__Record list__:
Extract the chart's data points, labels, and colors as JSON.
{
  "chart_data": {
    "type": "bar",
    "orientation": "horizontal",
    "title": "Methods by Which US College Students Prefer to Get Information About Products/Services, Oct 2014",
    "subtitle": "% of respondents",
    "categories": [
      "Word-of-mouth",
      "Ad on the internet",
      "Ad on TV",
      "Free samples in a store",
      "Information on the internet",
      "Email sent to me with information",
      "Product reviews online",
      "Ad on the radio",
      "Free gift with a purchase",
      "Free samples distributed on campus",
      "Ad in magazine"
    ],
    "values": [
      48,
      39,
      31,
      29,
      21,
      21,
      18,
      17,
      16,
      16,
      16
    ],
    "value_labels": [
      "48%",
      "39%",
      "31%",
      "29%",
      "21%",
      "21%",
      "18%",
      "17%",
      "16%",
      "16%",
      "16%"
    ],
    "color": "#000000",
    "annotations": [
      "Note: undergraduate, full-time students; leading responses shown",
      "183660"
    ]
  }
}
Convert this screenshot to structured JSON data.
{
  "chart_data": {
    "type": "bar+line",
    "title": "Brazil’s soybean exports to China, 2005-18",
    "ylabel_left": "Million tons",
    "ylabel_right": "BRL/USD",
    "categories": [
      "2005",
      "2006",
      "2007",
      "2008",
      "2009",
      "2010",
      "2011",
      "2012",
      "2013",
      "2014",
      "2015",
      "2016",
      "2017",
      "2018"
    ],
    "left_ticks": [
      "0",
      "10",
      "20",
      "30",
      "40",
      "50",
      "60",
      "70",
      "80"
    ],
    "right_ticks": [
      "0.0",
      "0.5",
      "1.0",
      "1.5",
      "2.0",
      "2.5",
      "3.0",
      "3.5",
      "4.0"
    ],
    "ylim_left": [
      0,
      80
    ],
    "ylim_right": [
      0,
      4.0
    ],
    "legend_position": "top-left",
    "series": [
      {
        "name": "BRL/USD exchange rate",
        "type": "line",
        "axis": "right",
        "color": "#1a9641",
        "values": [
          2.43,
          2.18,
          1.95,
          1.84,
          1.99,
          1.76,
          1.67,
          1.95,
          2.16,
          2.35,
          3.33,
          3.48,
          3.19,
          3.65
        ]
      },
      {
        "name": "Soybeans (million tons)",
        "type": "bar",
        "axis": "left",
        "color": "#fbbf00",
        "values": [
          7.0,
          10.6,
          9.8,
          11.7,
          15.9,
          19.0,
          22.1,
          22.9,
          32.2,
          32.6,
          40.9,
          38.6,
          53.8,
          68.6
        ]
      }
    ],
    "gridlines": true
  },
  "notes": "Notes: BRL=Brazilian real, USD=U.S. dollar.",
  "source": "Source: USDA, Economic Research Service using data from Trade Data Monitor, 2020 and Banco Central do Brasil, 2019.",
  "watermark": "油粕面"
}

__The problem__:
Extract the full listing above without altering anything.

__Worked solution__:
Extract the chart's data points, labels, and colors as JSON.
{
  "chart_data": {
    "type": "bar",
    "orientation": "horizontal",
    "title": "Methods by Which US College Students Prefer to Get Information About Products/Services, Oct 2014",
    "subtitle": "% of respondents",
    "categories": [
      "Word-of-mouth",
      "Ad on the internet",
      "Ad on TV",
      "Free samples in a store",
      "Information on the internet",
      "Email sent to me with information",
      "Product reviews online",
      "Ad on the radio",
      "Free gift with a purchase",
      "Free samples distributed on campus",
      "Ad in magazine"
    ],
    "values": [
      48,
      39,
      31,
      29,
      21,
      21,
      18,
      17,
      16,
      16,
      16
    ],
    "value_labels": [
      "48%",
      "39%",
      "31%",
      "29%",
      "21%",
      "21%",
      "18%",
      "17%",
      "16%",
      "16%",
      "16%"
    ],
    "color": "#000000",
    "annotations": [
      "Note: undergraduate, full-time students; leading responses shown",
      "183660"
    ]
  }
}
Convert this screenshot to structured JSON data.
{
  "chart_data": {
    "type": "bar+line",
    "title": "Brazil’s soybean exports to China, 2005-18",
    "ylabel_left": "Million tons",
    "ylabel_right": "BRL/USD",
    "categories": [
      "2005",
      "2006",
      "2007",
      "2008",
      "2009",
      "2010",
      "2011",
      "2012",
      "2013",
      "2014",
      "2015",
      "2016",
      "2017",
      "2018"
    ],
    "left_ticks": [
      "0",
      "10",
      "20",
      "30",
      "40",
      "50",
      "60",
      "70",
      "80"
    ],
    "right_ticks": [
      "0.0",
      "0.5",
      "1.0",
      "1.5",
      "2.0",
      "2.5",
      "3.0",
      "3.5",
      "4.0"
    ],
    "ylim_left": [
      0,
      80
    ],
    "ylim_right": [
      0,
      4.0
    ],
    "legend_position": "top-left",
    "series": [
      {
        "name": "BRL/USD exchange rate",
        "type": "line",
        "axis": "right",
        "color": "#1a9641",
        "values": [
          2.43,
          2.18,
          1.95,
          1.84,
          1.99,
          1.76,
          1.67,
          1.95,
          2.16,
          2.35,
          3.33,
          3.48,
          3.19,
          3.65
        ]
      },
      {
        "name": "Soybeans (million tons)",
        "type": "bar",
        "axis": "left",
        "color": "#fbbf00",
        "values": [
          7.0,
          10.6,
          9.8,
          11.7,
          15.9,
          19.0,
          22.1,
          22.9,
          32.2,
          32.6,
          40.9,
          38.6,
          53.8,
          68.6
        ]
      }
    ],
    "gridlines": true
  },
  "notes": "Notes: BRL=Brazilian real, USD=U.S. dollar.",
  "source": "Source: USDA, Economic Research Service using data from Trade Data Monitor, 2020 and Banco Central do Brasil, 2019.",
  "watermark": "油粕面"
}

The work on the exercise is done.